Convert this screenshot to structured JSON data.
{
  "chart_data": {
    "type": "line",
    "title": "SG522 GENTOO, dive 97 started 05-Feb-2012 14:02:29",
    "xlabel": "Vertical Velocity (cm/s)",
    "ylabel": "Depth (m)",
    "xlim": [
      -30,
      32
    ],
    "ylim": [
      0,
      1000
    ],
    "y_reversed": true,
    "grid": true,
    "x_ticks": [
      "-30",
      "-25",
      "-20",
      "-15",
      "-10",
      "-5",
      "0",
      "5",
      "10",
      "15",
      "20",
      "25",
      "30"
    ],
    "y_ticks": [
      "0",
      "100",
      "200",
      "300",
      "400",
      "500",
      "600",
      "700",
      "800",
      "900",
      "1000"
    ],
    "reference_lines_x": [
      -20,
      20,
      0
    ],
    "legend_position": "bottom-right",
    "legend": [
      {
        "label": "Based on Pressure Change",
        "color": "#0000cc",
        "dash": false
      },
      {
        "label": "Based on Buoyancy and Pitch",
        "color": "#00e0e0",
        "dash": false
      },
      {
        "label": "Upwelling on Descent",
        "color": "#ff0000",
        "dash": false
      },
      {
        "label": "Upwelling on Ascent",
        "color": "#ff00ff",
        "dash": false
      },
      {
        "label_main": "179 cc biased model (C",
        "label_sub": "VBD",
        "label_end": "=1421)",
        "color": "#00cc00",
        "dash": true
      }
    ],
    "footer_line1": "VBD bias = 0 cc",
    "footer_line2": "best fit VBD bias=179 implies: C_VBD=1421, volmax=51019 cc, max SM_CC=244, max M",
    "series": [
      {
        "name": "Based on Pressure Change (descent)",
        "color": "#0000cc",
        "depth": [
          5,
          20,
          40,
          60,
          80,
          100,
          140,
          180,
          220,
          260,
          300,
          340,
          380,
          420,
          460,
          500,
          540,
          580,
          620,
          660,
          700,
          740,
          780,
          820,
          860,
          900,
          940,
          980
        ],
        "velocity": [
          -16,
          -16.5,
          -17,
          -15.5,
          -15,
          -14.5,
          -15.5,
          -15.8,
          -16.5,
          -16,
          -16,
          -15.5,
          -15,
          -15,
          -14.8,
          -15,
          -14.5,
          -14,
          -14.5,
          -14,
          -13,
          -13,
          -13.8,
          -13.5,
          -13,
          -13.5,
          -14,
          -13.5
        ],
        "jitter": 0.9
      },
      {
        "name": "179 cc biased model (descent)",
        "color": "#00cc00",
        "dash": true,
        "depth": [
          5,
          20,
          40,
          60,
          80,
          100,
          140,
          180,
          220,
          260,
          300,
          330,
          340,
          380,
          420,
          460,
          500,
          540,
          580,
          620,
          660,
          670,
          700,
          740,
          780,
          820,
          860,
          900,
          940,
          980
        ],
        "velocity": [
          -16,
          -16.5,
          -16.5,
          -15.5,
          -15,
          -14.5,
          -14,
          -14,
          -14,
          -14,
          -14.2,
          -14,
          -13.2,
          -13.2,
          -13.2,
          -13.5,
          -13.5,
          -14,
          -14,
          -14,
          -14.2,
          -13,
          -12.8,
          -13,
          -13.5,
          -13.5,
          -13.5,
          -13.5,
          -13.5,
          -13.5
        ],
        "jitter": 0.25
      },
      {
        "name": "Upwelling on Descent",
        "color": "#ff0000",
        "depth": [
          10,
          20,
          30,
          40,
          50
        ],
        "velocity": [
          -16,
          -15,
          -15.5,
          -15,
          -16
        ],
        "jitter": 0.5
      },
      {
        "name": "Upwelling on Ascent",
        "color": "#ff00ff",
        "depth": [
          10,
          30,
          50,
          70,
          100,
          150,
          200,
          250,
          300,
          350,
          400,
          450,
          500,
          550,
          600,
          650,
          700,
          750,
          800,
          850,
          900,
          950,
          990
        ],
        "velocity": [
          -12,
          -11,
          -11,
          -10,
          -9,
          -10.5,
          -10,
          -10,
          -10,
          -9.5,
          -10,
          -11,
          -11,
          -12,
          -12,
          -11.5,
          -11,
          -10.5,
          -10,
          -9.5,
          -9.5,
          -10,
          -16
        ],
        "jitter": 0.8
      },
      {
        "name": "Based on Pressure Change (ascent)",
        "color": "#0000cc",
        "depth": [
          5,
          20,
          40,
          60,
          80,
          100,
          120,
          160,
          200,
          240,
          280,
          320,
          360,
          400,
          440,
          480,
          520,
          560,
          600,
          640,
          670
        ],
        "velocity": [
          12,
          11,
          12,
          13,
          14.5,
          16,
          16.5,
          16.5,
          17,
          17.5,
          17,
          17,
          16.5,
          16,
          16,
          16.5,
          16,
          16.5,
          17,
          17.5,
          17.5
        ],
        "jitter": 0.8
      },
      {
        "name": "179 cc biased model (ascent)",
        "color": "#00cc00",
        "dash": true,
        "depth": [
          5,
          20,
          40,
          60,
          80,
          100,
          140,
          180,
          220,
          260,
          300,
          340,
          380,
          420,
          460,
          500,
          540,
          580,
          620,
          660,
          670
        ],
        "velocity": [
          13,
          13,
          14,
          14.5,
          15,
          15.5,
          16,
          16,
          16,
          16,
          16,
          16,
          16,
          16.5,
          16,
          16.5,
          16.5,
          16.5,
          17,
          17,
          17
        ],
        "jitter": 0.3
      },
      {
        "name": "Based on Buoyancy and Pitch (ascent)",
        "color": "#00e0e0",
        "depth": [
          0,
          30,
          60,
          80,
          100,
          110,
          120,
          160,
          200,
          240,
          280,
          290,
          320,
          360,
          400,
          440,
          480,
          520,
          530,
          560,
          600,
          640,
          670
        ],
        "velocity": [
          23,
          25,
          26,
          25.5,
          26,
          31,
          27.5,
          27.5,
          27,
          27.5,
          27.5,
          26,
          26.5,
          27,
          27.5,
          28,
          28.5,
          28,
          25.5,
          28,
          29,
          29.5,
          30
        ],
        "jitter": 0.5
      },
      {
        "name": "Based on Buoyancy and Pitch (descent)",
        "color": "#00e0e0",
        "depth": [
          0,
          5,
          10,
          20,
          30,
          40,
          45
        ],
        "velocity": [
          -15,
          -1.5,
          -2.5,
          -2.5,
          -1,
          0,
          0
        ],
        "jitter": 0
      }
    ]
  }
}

───

WHAT IS BEING ASKED | Repeat the records above exactly, leaving none out.

OUTPUT OF THE TASK |
Convert this screenshot to structured JSON data.
{
  "chart_data": {
    "type": "line",
    "title": "SG522 GENTOO, dive 97 started 05-Feb-2012 14:02:29",
    "xlabel": "Vertical Velocity (cm/s)",
    "ylabel": "Depth (m)",
    "xlim": [
      -30,
      32
    ],
    "ylim": [
      0,
      1000
    ],
    "y_reversed": true,
    "grid": true,
    "x_ticks": [
      "-30",
      "-25",
      "-20",
      "-15",
      "-10",
      "-5",
      "0",
      "5",
      "10",
      "15",
      "20",
      "25",
      "30"
    ],
    "y_ticks": [
      "0",
      "100",
      "200",
      "300",
      "400",
      "500",
      "600",
      "700",
      "800",
      "900",
      "1000"
    ],
    "reference_lines_x": [
      -20,
      20,
      0
    ],
    "legend_position": "bottom-right",
    "legend": [
      {
        "label": "Based on Pressure Change",
        "color": "#0000cc",
        "dash": false
      },
      {
        "label": "Based on Buoyancy and Pitch",
        "color": "#00e0e0",
        "dash": false
      },
      {
        "label": "Upwelling on Descent",
        "color": "#ff0000",
        "dash": false
      },
      {
        "label": "Upwelling on Ascent",
        "color": "#ff00ff",
        "dash": false
      },
      {
        "label_main": "179 cc biased model (C",
        "label_sub": "VBD",
        "label_end": "=1421)",
        "color": "#00cc00",
        "dash": true
      }
    ],
    "footer_line1": "VBD bias = 0 cc",
    "footer_line2": "best fit VBD bias=179 implies: C_VBD=1421, volmax=51019 cc, max SM_CC=244, max M",
    "series": [
      {
        "name": "Based on Pressure Change (descent)",
        "color": "#0000cc",
        "depth": [
          5,
          20,
          40,
          60,
          80,
          100,
          140,
          180,
          220,
          260,
          300,
          340,
          380,
          420,
          460,
          500,
          540,
          580,
          620,
          660,
          700,
          740,
          780,
          820,
          860,
          900,
          940,
          980
        ],
        "velocity": [
          -16,
          -16.5,
          -17,
          -15.5,
          -15,
          -14.5,
          -15.5,
          -15.8,
          -16.5,
          -16,
          -16,
          -15.5,
          -15,
          -15,
          -14.8,
          -15,
          -14.5,
          -14,
          -14.5,
          -14,
          -13,
          -13,
          -13.8,
          -13.5,
          -13,
          -13.5,
          -14,
          -13.5
        ],
        "jitter": 0.9
      },
      {
        "name": "179 cc biased model (descent)",
        "color": "#00cc00",
        "dash": true,
        "depth": [
          5,
          20,
          40,
          60,
          80,
          100,
          140,
          180,
          220,
          260,
          300,
          330,
          340,
          380,
          420,
          460,
          500,
          540,
          580,
          620,
          660,
          670,
          700,
          740,
          780,
          820,
          860,
          900,
          940,
          980
        ],
        "velocity": [
          -16,
          -16.5,
          -16.5,
          -15.5,
          -15,
          -14.5,
          -14,
          -14,
          -14,
          -14,
          -14.2,
          -14,
          -13.2,
          -13.2,
          -13.2,
          -13.5,
          -13.5,
          -14,
          -14,
          -14,
          -14.2,
          -13,
          -12.8,
          -13,
          -13.5,
          -13.5,
          -13.5,
          -13.5,
          -13.5,
          -13.5
        ],
        "jitter": 0.25
      },
      {
        "name": "Upwelling on Descent",
        "color": "#ff0000",
        "depth": [
          10,
          20,
          30,
          40,
          50
        ],
        "velocity": [
          -16,
          -15,
          -15.5,
          -15,
          -16
        ],
        "jitter": 0.5
      },
      {
        "name": "Upwelling on Ascent",
        "color": "#ff00ff",
        "depth": [
          10,
          30,
          50,
          70,
          100,
          150,
          200,
          250,
          300,
          350,
          400,
          450,
          500,
          550,
          600,
          650,
          700,
          750,
          800,
          850,
          900,
          950,
          990
        ],
        "velocity": [
          -12,
          -11,
          -11,
          -10,
          -9,
          -10.5,
          -10,
          -10,
          -10,
          -9.5,
          -10,
          -11,
          -11,
          -12,
          -12,
          -11.5,
          -11,
          -10.5,
          -10,
          -9.5,
          -9.5,
          -10,
          -16
        ],
        "jitter": 0.8
      },
      {
        "name": "Based on Pressure Change (ascent)",
        "color": "#0000cc",
        "depth": [
          5,
          20,
          40,
          60,
          80,
          100,
          120,
          160,
          200,
          240,
          280,
          320,
          360,
          400,
          440,
          480,
          520,
          560,
          600,
          640,
          670
        ],
        "velocity": [
          12,
          11,
          12,
          13,
          14.5,
          16,
          16.5,
          16.5,
          17,
          17.5,
          17,
          17,
          16.5,
          16,
          16,
          16.5,
          16,
          16.5,
          17,
          17.5,
          17.5
        ],
        "jitter": 0.8
      },
      {
        "name": "179 cc biased model (ascent)",
        "color": "#00cc00",
        "dash": true,
        "depth": [
          5,
          20,
          40,
          60,
          80,
          100,
          140,
          180,
          220,
          260,
          300,
          340,
          380,
          420,
          460,
          500,
          540,
          580,
          620,
          660,
          670
        ],
        "velocity": [
          13,
          13,
          14,
          14.5,
          15,
          15.5,
          16,
          16,
          16,
          16,
          16,
          16,
          16,
          16.5,
          16,
          16.5,
          16.5,
          16.5,
          17,
          17,
          17
        ],
        "jitter": 0.3
      },
      {
        "name": "Based on Buoyancy and Pitch (ascent)",
        "color": "#00e0e0",
        "depth": [
          0,
          30,
          60,
          80,
          100,
          110,
          120,
          160,
          200,
          240,
          280,
          290,
          320,
          360,
          400,
          440,
          480,
          520,
          530,
          560,
          600,
          640,
          670
        ],
        "velocity": [
          23,
          25,
          26,
          25.5,
          26,
          31,
          27.5,
          27.5,
          27,
          27.5,
          27.5,
          26,
          26.5,
          27,
          27.5,
          28,
          28.5,
          28,
          25.5,
          28,
          29,
          29.5,
          30
        ],
        "jitter": 0.5
      },
      {
        "name": "Based on Buoyancy and Pitch (descent)",
        "color": "#00e0e0",
        "depth": [
          0,
          5,
          10,
          20,
          30,
          40,
          45
        ],
        "velocity": [
          -15,
          -1.5,
          -2.5,
          -2.5,
          -1,
          0,
          0
        ],
        "jitter": 0
      }
    ]
  }
}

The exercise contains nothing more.